*** MATERIAL SHOWN ***

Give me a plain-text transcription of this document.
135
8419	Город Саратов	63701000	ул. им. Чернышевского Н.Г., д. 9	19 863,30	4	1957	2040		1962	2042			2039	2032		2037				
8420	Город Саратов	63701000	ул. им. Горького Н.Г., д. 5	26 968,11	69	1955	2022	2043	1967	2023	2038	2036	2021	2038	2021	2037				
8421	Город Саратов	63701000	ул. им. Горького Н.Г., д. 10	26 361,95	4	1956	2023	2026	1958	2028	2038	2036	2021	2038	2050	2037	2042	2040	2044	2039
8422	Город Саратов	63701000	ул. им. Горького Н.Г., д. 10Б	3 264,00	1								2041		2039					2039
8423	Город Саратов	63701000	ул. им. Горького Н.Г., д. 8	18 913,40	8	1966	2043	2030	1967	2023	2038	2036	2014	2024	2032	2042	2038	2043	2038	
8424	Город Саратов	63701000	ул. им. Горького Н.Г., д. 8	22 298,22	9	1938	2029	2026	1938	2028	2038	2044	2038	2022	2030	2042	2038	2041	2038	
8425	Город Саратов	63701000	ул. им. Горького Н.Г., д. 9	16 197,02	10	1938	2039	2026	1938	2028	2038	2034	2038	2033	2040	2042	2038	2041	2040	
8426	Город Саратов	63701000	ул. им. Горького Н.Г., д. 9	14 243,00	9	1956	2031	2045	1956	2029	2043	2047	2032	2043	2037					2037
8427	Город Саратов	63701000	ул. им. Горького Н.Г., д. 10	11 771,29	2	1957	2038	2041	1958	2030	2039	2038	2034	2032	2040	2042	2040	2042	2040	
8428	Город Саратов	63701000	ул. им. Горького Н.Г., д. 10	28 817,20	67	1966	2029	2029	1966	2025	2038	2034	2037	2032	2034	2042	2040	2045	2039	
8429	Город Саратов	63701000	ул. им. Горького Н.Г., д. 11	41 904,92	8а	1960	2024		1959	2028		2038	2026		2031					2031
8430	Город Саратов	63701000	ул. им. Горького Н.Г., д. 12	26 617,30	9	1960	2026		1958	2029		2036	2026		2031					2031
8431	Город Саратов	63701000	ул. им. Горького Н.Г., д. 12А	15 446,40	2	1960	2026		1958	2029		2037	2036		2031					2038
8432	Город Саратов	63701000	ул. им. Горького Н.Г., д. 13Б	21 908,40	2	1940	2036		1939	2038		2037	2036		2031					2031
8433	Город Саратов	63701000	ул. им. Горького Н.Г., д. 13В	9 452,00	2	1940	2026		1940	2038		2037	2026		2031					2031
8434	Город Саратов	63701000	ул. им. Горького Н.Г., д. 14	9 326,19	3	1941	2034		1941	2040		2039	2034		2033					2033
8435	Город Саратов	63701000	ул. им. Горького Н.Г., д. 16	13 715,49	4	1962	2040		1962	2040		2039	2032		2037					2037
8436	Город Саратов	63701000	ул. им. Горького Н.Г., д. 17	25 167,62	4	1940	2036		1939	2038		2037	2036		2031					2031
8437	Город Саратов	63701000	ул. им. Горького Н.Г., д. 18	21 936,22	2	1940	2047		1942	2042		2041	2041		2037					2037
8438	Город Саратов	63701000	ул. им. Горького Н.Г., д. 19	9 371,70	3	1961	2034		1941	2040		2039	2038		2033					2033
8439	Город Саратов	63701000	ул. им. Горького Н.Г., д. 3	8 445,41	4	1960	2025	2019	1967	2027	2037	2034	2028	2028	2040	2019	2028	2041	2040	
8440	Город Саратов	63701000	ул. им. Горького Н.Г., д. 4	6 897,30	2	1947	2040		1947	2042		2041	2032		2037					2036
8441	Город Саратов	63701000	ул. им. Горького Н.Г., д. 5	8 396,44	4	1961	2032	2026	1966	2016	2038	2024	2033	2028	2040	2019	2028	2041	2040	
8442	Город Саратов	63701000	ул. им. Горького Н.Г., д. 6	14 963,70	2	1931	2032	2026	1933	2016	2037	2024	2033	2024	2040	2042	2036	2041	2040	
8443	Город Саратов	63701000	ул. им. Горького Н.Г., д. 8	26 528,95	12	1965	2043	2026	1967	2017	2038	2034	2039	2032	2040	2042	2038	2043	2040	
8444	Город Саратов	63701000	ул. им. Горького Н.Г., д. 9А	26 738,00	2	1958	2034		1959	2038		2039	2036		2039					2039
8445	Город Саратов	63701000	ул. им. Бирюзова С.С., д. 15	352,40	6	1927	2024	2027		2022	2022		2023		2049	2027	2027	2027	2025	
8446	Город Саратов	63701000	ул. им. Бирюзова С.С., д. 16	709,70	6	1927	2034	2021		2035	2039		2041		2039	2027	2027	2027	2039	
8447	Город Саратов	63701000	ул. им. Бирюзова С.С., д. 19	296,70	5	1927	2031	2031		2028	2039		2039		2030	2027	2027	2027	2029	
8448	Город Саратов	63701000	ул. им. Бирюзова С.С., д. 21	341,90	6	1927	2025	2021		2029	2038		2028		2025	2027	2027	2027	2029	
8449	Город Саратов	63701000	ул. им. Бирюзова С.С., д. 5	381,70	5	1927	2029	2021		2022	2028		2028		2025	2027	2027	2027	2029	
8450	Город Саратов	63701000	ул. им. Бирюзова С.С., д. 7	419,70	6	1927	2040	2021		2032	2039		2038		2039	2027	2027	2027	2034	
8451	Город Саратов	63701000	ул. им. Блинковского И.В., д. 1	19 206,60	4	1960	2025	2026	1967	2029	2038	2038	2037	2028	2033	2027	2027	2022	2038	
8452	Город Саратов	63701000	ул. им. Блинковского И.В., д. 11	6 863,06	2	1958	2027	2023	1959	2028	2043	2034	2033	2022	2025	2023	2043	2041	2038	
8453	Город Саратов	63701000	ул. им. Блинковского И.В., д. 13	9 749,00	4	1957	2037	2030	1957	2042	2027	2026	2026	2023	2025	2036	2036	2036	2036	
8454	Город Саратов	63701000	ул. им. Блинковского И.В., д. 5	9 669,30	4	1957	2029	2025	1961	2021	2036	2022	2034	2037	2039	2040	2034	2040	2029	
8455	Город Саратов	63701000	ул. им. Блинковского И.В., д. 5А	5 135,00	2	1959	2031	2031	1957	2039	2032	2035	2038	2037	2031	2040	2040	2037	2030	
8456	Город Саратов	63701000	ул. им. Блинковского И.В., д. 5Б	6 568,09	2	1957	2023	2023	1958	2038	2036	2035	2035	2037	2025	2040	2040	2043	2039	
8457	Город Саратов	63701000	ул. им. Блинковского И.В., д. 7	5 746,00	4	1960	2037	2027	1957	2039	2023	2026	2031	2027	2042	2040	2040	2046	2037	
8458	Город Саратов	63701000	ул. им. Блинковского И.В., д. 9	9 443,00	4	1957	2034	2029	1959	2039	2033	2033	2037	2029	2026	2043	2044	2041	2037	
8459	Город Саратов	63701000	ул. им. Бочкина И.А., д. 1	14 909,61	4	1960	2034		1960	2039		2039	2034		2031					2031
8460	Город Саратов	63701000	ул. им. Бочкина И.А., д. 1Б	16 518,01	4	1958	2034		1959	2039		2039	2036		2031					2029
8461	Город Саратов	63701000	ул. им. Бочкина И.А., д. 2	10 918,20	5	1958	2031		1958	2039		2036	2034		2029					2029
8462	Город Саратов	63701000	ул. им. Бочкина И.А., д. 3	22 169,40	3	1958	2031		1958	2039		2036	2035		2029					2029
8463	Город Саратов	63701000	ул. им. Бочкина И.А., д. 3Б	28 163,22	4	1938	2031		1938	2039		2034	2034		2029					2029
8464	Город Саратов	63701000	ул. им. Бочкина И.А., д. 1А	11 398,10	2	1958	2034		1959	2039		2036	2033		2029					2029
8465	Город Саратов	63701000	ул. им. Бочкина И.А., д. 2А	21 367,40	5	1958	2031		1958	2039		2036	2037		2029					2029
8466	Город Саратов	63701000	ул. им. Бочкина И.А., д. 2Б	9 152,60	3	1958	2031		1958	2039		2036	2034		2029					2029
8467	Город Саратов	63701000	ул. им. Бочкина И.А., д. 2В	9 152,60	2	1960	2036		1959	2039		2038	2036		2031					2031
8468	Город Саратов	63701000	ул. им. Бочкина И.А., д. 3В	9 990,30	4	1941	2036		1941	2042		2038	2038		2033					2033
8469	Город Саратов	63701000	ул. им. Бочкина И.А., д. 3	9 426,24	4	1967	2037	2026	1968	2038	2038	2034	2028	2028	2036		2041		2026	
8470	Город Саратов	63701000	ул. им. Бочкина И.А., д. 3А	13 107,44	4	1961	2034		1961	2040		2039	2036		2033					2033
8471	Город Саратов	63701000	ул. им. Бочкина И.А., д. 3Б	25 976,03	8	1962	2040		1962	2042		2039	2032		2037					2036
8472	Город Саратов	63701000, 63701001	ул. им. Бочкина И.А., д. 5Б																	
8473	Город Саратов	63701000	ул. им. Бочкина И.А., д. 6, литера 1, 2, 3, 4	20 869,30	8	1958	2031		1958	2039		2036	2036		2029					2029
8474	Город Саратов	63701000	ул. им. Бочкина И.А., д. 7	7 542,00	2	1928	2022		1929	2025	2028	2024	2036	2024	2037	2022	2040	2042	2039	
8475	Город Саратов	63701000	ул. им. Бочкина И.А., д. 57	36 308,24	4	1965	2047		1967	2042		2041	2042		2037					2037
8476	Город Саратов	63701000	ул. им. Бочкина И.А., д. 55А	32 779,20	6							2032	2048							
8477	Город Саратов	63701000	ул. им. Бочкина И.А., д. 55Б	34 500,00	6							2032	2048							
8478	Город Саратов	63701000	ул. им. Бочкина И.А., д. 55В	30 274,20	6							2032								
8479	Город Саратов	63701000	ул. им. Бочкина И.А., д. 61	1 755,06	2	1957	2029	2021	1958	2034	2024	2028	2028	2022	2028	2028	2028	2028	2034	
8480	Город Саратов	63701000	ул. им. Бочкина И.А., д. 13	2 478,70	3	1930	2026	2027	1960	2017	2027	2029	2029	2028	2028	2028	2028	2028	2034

***

- THE REQUEST: Within the listing above, copy each line that has the string "Бирюзова".

- SOLVED PROBLEM:
8445	Город Саратов	63701000	ул. им. Бирюзова С.С., д. 15	352,40	6	1927	2024	2027		2022	2022		2023		2049	2027	2027	2027	2025	
8446	Город Саратов	63701000	ул. им. Бирюзова С.С., д. 16	709,70	6	1927	2034	2021		2035	2039		2041		2039	2027	2027	2027	2039	
8447	Город Саратов	63701000	ул. им. Бирюзова С.С., д. 19	296,70	5	1927	2031	2031		2028	2039		2039		2030	2027	2027	2027	2029	
8448	Город Саратов	63701000	ул. им. Бирюзова С.С., д. 21	341,90	6	1927	2025	2021		2029	2038		2028		2025	2027	2027	2027	2029	
8449	Город Саратов	63701000	ул. им. Бирюзова С.С., д. 5	381,70	5	1927	2029	2021		2022	2028		2028		2025	2027	2027	2027	2029	
8450	Город Саратов	63701000	ул. им. Бирюзова С.С., д. 7	419,70	6	1927	2040	2021		2032	2039		2038		2039	2027	2027	2027	2034	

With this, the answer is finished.